● Short task A: Set out every line of the chart listing with its bounding boxes as a Markdown table with columns Row and Line, numbering the rows and omitting blank lines.

Monday, August 18, 2014

Social Work education in India



Studying in one of the foremost and most prestigious (or so it’s called) institutes of Social Work for Rural Development in Maharashtra for the past one year has enabled me to structure my long held thoughts on education better. Education is no more a means to apply knowledge and develop thinking capacities. Today learning has been reduced to being just a medium to ensure one a secure financial future. In the context of my college I can say thus; what is expected of the Agents of Change is very much in contradiction to what these Agents expect of themselves. Concerns of personal future monetary gains are so deep rooted that they far supersede the greater common good for which they claim to have taken up the course.

‘If the ends are satisfied, the ethics surrounding the means are often ignored.’ The following example would help elucidate this statement.

Ex: ‘A good (meaning ‘good placements offering’) college with bad lecturers and poor teaching quality faces no protests from the students. Protest is automatically suppressed in the delight of the expected future good.


I have been witness to innumerable complaints by students most of which emphasize upon the bad food offered, uncomfortable hostels, unfriendly college timings, unnecessary extra classes, etc. None seem to voice opinions regarding the more important points of bad teaching quality and lack of institutional infrastructure to help support our learning. Apart from empty talks amongst a group of friends during lunch or tea, very little initiative is taken in the direction of demanding better quality teachers, most of who happen to be former Social Workers who completed their PhDs from any random university and joined the bandwagon of incompetent university lecturers.

● Short task B: According to the post on social work education, why do students at a college with good placements not protest against bad lecturers and poor teaching?

● Records to process:
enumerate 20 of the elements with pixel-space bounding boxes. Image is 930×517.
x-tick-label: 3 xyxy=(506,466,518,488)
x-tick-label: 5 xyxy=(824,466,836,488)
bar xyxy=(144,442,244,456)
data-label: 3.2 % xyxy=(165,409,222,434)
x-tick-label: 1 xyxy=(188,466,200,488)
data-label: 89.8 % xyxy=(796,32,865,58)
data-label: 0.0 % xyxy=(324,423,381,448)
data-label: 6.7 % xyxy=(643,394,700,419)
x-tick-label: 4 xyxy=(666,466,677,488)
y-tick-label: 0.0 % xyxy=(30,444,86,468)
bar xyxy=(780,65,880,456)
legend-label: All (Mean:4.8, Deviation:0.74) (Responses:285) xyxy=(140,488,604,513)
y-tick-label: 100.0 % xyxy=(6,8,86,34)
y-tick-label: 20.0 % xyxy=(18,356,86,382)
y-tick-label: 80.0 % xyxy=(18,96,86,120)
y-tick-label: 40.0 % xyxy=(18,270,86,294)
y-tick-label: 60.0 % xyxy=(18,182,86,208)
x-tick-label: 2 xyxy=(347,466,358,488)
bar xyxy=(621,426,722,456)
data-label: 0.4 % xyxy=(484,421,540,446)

● Expected output A:
| Row | Line |
|---|---|
| 1 | enumerate 20 of the elements with pixel-space bounding boxes. Image is 930×517. |
| 2 | x-tick-label: 3 xyxy=(506,466,518,488) |
| 3 | x-tick-label: 5 xyxy=(824,466,836,488) |
| 4 | bar xyxy=(144,442,244,456) |
| 5 | data-label: 3.2 % xyxy=(165,409,222,434) |
| 6 | x-tick-label: 1 xyxy=(188,466,200,488) |
| 7 | data-label: 89.8 % xyxy=(796,32,865,58) |
| 8 | data-label: 0.0 % xyxy=(324,423,381,448) |
| 9 | data-label: 6.7 % xyxy=(643,394,700,419) |
| 10 | x-tick-label: 4 xyxy=(666,466,677,488) |
| 11 | y-tick-label: 0.0 % xyxy=(30,444,86,468) |
| 12 | bar xyxy=(780,65,880,456) |
| 13 | legend-label: All (Mean:4.8, Deviation:0.74) (Responses:285) xyxy=(140,488,604,513) |
| 14 | y-tick-label: 100.0 % xyxy=(6,8,86,34) |
| 15 | y-tick-label: 20.0 % xyxy=(18,356,86,382) |
| 16 | y-tick-label: 80.0 % xyxy=(18,96,86,120) |
| 17 | y-tick-label: 40.0 % xyxy=(18,270,86,294) |
| 18 | y-tick-label: 60.0 % xyxy=(18,182,86,208) |
| 19 | x-tick-label: 2 xyxy=(347,466,358,488) |
| 20 | bar xyxy=(621,426,722,456) |
| 21 | data-label: 0.4 % xyxy=(484,421,540,446) |

● Expected output B: Their delight in the expected future good automatically suppresses any protest. Because the end of a good placement is satisfied, they ignore the poor quality of the means.